Return the number of lines that contain the word "Class", and return nothing else.

(Records from a collection of figures)
— begin —

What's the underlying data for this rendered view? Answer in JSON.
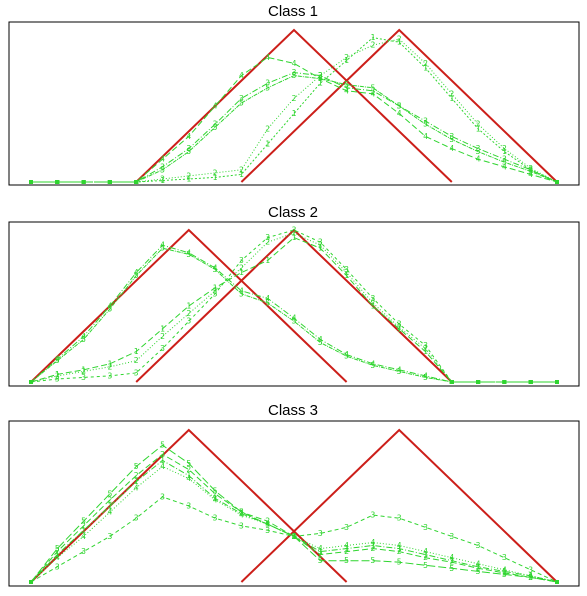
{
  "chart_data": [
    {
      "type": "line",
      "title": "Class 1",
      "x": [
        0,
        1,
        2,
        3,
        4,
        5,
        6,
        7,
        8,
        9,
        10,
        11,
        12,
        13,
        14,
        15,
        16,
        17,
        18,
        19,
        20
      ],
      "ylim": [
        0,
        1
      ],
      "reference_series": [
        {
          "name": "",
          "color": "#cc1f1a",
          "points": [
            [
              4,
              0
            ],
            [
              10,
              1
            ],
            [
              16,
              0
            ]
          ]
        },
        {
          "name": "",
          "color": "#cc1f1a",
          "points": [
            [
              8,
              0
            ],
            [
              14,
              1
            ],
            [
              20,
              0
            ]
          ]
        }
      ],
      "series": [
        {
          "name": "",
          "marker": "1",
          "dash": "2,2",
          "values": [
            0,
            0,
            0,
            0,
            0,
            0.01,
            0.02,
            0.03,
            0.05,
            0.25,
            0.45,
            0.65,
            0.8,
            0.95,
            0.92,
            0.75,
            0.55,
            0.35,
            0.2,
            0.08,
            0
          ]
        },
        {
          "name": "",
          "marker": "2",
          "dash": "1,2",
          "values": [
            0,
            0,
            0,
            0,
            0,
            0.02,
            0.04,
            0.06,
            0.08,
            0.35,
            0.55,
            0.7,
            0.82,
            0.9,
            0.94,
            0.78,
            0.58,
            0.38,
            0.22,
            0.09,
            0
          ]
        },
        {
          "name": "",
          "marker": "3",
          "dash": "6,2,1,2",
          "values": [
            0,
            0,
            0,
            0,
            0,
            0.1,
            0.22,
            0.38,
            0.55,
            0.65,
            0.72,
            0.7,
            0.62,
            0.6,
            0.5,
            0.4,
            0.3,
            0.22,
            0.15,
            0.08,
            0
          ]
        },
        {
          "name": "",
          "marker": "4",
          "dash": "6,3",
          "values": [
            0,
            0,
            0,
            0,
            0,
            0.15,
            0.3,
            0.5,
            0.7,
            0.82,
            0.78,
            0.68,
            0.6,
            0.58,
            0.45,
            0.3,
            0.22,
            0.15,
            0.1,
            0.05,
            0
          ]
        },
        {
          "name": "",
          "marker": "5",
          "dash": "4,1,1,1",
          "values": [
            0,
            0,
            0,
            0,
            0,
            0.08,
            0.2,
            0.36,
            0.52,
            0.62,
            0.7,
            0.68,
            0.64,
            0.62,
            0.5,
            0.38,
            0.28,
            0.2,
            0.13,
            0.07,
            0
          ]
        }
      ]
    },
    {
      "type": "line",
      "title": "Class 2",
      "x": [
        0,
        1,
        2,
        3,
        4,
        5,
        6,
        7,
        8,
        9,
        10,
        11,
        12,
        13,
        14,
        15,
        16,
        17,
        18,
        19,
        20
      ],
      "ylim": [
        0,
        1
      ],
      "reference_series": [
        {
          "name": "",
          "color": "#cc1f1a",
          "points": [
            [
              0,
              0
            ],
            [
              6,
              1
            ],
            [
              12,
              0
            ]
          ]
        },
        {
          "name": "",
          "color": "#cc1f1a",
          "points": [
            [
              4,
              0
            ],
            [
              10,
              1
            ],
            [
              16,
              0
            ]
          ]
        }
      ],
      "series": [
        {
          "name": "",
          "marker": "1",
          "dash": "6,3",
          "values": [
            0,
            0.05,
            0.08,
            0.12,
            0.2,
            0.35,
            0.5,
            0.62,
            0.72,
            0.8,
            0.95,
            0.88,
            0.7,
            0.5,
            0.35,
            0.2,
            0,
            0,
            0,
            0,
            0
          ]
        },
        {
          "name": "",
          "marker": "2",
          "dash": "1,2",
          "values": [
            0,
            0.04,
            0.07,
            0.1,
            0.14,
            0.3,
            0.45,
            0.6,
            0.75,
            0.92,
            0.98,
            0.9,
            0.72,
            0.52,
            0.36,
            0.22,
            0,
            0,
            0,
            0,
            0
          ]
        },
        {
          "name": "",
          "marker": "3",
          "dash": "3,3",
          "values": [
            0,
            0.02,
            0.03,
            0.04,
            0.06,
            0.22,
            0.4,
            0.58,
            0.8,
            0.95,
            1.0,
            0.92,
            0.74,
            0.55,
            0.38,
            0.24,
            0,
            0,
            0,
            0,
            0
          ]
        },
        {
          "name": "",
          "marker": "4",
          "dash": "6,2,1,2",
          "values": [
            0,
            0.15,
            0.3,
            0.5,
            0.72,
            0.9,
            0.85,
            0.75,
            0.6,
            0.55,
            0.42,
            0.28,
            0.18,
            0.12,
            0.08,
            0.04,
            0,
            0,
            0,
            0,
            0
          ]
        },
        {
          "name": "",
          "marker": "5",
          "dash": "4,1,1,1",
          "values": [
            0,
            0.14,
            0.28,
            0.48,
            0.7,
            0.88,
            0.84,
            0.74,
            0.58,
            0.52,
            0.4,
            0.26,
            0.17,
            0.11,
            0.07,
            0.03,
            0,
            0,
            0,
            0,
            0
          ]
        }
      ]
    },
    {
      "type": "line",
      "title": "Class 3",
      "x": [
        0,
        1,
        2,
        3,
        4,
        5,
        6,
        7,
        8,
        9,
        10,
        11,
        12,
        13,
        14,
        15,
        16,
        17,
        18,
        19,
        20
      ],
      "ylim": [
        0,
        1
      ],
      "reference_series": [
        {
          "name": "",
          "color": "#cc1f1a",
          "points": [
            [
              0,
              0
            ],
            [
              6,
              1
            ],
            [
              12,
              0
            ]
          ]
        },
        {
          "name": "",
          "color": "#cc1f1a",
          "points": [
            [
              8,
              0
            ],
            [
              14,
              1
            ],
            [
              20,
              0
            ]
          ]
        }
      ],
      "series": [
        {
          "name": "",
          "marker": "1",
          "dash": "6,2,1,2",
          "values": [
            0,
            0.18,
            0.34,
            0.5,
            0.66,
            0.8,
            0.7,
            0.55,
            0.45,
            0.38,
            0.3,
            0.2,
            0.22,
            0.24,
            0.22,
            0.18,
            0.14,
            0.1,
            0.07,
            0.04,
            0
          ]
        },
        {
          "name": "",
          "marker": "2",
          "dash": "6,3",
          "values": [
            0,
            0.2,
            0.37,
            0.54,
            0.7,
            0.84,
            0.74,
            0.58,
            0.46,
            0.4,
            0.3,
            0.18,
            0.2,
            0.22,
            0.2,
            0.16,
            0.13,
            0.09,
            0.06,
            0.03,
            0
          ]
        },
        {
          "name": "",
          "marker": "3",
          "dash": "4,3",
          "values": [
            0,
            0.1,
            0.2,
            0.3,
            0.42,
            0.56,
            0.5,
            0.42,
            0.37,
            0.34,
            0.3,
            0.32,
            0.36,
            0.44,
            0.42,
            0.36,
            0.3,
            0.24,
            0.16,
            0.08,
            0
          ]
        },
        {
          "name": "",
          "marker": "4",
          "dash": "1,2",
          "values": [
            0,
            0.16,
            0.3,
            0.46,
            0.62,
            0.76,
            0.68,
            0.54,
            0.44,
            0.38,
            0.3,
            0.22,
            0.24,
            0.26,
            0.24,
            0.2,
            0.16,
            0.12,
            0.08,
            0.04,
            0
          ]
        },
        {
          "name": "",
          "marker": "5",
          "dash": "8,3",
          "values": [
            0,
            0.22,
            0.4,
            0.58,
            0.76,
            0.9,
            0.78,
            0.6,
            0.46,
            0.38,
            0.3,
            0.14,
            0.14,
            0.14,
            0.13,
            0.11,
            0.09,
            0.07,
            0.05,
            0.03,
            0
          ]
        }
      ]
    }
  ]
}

— end —
— begin —

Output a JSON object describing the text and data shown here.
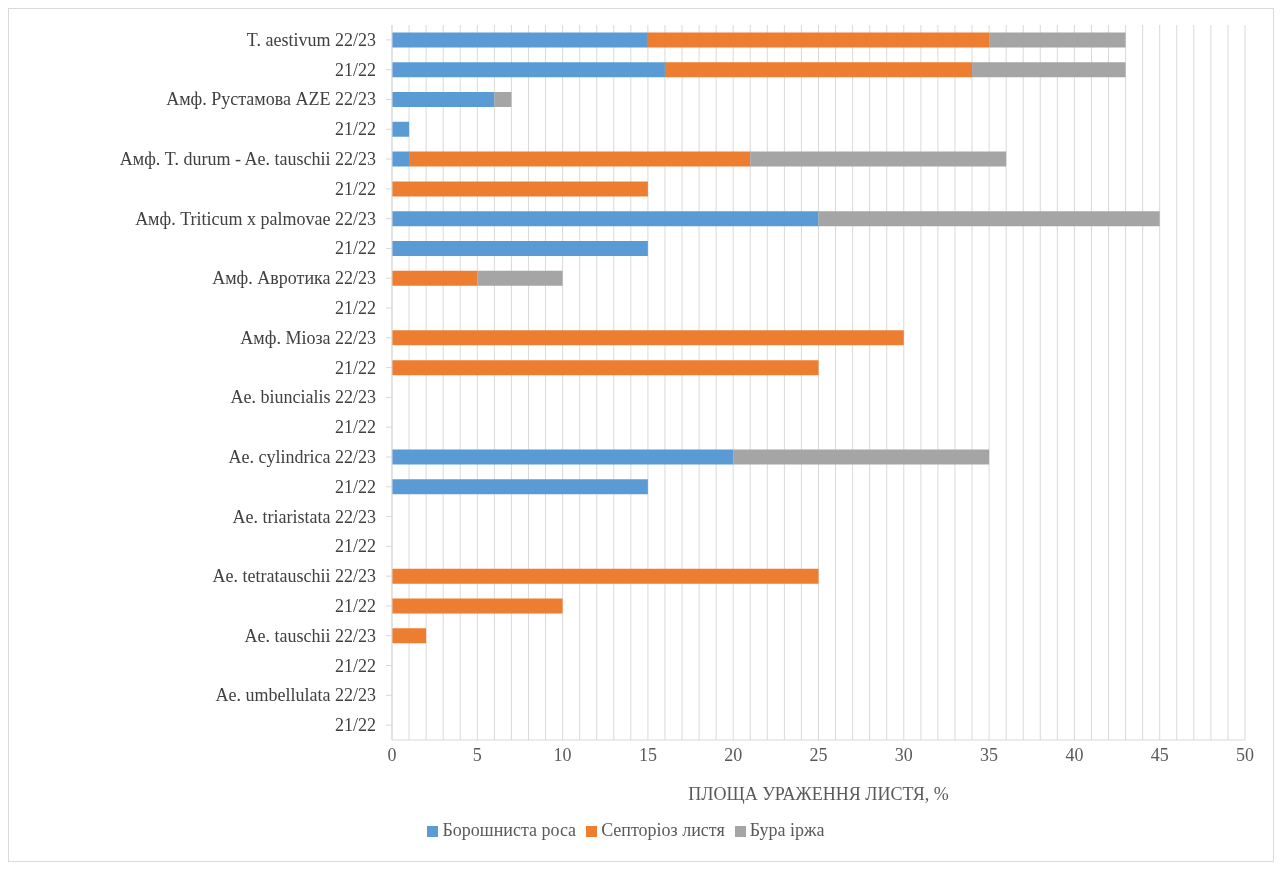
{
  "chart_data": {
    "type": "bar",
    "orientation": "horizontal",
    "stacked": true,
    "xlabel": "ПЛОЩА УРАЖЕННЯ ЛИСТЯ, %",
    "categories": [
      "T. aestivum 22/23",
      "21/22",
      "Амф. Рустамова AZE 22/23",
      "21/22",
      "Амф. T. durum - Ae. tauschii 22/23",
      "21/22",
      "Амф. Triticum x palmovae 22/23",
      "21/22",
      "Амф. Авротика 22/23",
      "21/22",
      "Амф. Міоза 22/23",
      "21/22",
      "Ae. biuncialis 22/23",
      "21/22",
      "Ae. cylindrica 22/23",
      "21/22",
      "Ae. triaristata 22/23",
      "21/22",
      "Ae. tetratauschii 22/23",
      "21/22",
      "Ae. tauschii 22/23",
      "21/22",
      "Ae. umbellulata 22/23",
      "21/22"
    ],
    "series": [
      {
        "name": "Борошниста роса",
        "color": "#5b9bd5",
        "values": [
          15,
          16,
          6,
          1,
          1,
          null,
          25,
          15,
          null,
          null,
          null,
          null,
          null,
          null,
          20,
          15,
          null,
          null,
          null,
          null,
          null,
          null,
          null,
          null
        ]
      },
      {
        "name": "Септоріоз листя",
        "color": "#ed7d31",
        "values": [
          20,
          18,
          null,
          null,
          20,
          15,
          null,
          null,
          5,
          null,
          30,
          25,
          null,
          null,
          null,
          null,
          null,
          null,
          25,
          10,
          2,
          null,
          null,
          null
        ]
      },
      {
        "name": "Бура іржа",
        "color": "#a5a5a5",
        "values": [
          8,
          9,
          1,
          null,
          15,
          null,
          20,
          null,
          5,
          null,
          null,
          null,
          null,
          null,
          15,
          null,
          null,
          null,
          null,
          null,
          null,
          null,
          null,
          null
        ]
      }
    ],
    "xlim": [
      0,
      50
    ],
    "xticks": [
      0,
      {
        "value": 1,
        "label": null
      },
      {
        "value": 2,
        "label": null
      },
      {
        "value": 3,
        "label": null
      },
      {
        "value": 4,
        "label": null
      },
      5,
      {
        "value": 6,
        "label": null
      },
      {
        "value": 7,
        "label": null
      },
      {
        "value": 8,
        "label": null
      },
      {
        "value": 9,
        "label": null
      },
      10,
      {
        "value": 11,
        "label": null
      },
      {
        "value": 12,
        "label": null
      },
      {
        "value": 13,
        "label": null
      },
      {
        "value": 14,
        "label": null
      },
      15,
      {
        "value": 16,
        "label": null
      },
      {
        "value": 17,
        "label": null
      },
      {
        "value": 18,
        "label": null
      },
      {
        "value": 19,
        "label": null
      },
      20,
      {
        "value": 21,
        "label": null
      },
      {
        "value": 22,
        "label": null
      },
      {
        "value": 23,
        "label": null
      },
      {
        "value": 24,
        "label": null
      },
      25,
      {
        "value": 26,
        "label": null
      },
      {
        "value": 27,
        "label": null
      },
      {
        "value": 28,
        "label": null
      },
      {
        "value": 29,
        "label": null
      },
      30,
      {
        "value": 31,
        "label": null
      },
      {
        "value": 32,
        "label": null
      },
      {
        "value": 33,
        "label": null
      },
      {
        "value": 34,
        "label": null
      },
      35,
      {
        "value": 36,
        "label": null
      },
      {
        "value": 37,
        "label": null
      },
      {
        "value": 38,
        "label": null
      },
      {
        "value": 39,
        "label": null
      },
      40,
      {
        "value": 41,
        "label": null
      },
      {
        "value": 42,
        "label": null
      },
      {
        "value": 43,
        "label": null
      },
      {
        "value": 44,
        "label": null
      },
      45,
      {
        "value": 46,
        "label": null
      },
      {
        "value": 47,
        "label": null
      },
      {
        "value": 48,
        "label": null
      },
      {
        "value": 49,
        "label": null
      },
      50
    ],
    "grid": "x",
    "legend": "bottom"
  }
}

— end —

ANSWER FOR THIS EXERCISE
3